* SHORT TASK:
What follows is a listing; give it again exactly, in its entirety.
════════════════
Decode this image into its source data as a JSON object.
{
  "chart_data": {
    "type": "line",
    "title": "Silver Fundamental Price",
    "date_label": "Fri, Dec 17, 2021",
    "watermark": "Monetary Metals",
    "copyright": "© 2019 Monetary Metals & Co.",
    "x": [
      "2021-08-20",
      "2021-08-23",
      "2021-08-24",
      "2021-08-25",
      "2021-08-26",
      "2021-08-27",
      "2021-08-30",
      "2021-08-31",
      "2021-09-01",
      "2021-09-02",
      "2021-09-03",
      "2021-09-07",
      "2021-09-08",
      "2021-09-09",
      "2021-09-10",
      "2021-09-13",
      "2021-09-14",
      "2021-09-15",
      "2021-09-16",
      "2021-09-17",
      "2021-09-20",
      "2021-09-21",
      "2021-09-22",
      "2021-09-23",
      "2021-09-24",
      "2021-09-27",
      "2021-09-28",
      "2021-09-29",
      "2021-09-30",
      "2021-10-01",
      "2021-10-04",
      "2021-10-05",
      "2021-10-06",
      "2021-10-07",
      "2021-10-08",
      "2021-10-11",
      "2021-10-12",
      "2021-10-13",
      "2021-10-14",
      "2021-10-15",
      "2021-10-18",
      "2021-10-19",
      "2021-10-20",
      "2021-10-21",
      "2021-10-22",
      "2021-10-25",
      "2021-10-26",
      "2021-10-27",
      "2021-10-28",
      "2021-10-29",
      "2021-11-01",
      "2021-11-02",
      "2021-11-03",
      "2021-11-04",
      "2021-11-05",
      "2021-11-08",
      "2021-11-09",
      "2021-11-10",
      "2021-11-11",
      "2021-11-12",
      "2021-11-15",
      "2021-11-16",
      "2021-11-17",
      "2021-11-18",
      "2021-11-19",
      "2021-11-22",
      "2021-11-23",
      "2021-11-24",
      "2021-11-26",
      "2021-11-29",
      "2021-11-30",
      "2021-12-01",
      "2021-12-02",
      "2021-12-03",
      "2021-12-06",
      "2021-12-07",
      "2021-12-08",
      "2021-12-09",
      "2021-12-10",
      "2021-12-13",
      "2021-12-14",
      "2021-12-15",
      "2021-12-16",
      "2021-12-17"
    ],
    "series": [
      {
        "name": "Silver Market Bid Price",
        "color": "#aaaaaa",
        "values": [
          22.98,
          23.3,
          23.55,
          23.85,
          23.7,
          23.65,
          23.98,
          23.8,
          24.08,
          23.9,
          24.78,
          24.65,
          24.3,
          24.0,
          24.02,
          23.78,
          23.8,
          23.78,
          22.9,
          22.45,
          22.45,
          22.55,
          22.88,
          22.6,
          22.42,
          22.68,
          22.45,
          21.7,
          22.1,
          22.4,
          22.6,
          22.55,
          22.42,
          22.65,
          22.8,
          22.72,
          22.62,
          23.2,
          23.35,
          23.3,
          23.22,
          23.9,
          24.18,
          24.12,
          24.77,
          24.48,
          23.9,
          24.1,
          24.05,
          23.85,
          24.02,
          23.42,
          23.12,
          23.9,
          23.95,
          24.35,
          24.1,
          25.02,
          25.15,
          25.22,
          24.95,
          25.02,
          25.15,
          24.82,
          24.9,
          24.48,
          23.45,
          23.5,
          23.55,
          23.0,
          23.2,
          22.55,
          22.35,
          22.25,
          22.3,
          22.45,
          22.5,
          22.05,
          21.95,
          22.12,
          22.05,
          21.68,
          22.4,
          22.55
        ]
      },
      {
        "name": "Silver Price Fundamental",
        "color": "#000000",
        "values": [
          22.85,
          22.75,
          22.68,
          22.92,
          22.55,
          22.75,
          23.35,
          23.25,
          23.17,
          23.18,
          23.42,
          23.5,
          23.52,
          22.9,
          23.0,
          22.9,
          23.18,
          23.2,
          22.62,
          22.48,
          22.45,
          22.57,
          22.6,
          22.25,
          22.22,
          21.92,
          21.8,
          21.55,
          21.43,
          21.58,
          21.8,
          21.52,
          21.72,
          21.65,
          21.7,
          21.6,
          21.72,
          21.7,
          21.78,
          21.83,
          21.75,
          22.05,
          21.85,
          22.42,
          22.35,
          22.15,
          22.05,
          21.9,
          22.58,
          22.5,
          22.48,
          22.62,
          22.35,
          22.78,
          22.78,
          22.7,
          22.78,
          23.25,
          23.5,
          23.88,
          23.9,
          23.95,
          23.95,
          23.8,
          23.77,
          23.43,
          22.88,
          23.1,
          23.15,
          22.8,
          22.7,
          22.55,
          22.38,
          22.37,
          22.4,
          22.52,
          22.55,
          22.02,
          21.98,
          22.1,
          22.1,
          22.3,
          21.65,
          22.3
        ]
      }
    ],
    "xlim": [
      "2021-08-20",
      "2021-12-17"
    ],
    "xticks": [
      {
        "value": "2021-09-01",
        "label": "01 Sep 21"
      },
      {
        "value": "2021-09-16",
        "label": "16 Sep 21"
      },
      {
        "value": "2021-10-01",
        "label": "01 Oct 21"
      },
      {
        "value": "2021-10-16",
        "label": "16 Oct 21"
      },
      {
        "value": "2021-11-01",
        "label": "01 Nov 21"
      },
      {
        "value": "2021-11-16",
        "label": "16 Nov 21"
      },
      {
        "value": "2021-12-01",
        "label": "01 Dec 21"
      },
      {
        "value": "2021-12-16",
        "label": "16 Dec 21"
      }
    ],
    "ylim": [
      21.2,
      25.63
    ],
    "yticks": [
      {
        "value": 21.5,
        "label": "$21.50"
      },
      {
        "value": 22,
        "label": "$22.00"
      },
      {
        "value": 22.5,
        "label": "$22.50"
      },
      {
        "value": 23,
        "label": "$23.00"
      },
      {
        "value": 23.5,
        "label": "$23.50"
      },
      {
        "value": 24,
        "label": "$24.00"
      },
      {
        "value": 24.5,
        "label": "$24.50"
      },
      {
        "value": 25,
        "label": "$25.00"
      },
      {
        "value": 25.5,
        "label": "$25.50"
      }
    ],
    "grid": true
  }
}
════════════════
* COMPLETED EXERCISE:
Decode this image into its source data as a JSON object.
{
  "chart_data": {
    "type": "line",
    "title": "Silver Fundamental Price",
    "date_label": "Fri, Dec 17, 2021",
    "watermark": "Monetary Metals",
    "copyright": "© 2019 Monetary Metals & Co.",
    "x": [
      "2021-08-20",
      "2021-08-23",
      "2021-08-24",
      "2021-08-25",
      "2021-08-26",
      "2021-08-27",
      "2021-08-30",
      "2021-08-31",
      "2021-09-01",
      "2021-09-02",
      "2021-09-03",
      "2021-09-07",
      "2021-09-08",
      "2021-09-09",
      "2021-09-10",
      "2021-09-13",
      "2021-09-14",
      "2021-09-15",
      "2021-09-16",
      "2021-09-17",
      "2021-09-20",
      "2021-09-21",
      "2021-09-22",
      "2021-09-23",
      "2021-09-24",
      "2021-09-27",
      "2021-09-28",
      "2021-09-29",
      "2021-09-30",
      "2021-10-01",
      "2021-10-04",
      "2021-10-05",
      "2021-10-06",
      "2021-10-07",
      "2021-10-08",
      "2021-10-11",
      "2021-10-12",
      "2021-10-13",
      "2021-10-14",
      "2021-10-15",
      "2021-10-18",
      "2021-10-19",
      "2021-10-20",
      "2021-10-21",
      "2021-10-22",
      "2021-10-25",
      "2021-10-26",
      "2021-10-27",
      "2021-10-28",
      "2021-10-29",
      "2021-11-01",
      "2021-11-02",
      "2021-11-03",
      "2021-11-04",
      "2021-11-05",
      "2021-11-08",
      "2021-11-09",
      "2021-11-10",
      "2021-11-11",
      "2021-11-12",
      "2021-11-15",
      "2021-11-16",
      "2021-11-17",
      "2021-11-18",
      "2021-11-19",
      "2021-11-22",
      "2021-11-23",
      "2021-11-24",
      "2021-11-26",
      "2021-11-29",
      "2021-11-30",
      "2021-12-01",
      "2021-12-02",
      "2021-12-03",
      "2021-12-06",
      "2021-12-07",
      "2021-12-08",
      "2021-12-09",
      "2021-12-10",
      "2021-12-13",
      "2021-12-14",
      "2021-12-15",
      "2021-12-16",
      "2021-12-17"
    ],
    "series": [
      {
        "name": "Silver Market Bid Price",
        "color": "#aaaaaa",
        "values": [
          22.98,
          23.3,
          23.55,
          23.85,
          23.7,
          23.65,
          23.98,
          23.8,
          24.08,
          23.9,
          24.78,
          24.65,
          24.3,
          24.0,
          24.02,
          23.78,
          23.8,
          23.78,
          22.9,
          22.45,
          22.45,
          22.55,
          22.88,
          22.6,
          22.42,
          22.68,
          22.45,
          21.7,
          22.1,
          22.4,
          22.6,
          22.55,
          22.42,
          22.65,
          22.8,
          22.72,
          22.62,
          23.2,
          23.35,
          23.3,
          23.22,
          23.9,
          24.18,
          24.12,
          24.77,
          24.48,
          23.9,
          24.1,
          24.05,
          23.85,
          24.02,
          23.42,
          23.12,
          23.9,
          23.95,
          24.35,
          24.1,
          25.02,
          25.15,
          25.22,
          24.95,
          25.02,
          25.15,
          24.82,
          24.9,
          24.48,
          23.45,
          23.5,
          23.55,
          23.0,
          23.2,
          22.55,
          22.35,
          22.25,
          22.3,
          22.45,
          22.5,
          22.05,
          21.95,
          22.12,
          22.05,
          21.68,
          22.4,
          22.55
        ]
      },
      {
        "name": "Silver Price Fundamental",
        "color": "#000000",
        "values": [
          22.85,
          22.75,
          22.68,
          22.92,
          22.55,
          22.75,
          23.35,
          23.25,
          23.17,
          23.18,
          23.42,
          23.5,
          23.52,
          22.9,
          23.0,
          22.9,
          23.18,
          23.2,
          22.62,
          22.48,
          22.45,
          22.57,
          22.6,
          22.25,
          22.22,
          21.92,
          21.8,
          21.55,
          21.43,
          21.58,
          21.8,
          21.52,
          21.72,
          21.65,
          21.7,
          21.6,
          21.72,
          21.7,
          21.78,
          21.83,
          21.75,
          22.05,
          21.85,
          22.42,
          22.35,
          22.15,
          22.05,
          21.9,
          22.58,
          22.5,
          22.48,
          22.62,
          22.35,
          22.78,
          22.78,
          22.7,
          22.78,
          23.25,
          23.5,
          23.88,
          23.9,
          23.95,
          23.95,
          23.8,
          23.77,
          23.43,
          22.88,
          23.1,
          23.15,
          22.8,
          22.7,
          22.55,
          22.38,
          22.37,
          22.4,
          22.52,
          22.55,
          22.02,
          21.98,
          22.1,
          22.1,
          22.3,
          21.65,
          22.3
        ]
      }
    ],
    "xlim": [
      "2021-08-20",
      "2021-12-17"
    ],
    "xticks": [
      {
        "value": "2021-09-01",
        "label": "01 Sep 21"
      },
      {
        "value": "2021-09-16",
        "label": "16 Sep 21"
      },
      {
        "value": "2021-10-01",
        "label": "01 Oct 21"
      },
      {
        "value": "2021-10-16",
        "label": "16 Oct 21"
      },
      {
        "value": "2021-11-01",
        "label": "01 Nov 21"
      },
      {
        "value": "2021-11-16",
        "label": "16 Nov 21"
      },
      {
        "value": "2021-12-01",
        "label": "01 Dec 21"
      },
      {
        "value": "2021-12-16",
        "label": "16 Dec 21"
      }
    ],
    "ylim": [
      21.2,
      25.63
    ],
    "yticks": [
      {
        "value": 21.5,
        "label": "$21.50"
      },
      {
        "value": 22,
        "label": "$22.00"
      },
      {
        "value": 22.5,
        "label": "$22.50"
      },
      {
        "value": 23,
        "label": "$23.00"
      },
      {
        "value": 23.5,
        "label": "$23.50"
      },
      {
        "value": 24,
        "label": "$24.00"
      },
      {
        "value": 24.5,
        "label": "$24.50"
      },
      {
        "value": 25,
        "label": "$25.00"
      },
      {
        "value": 25.5,
        "label": "$25.50"
      }
    ],
    "grid": true
  }
}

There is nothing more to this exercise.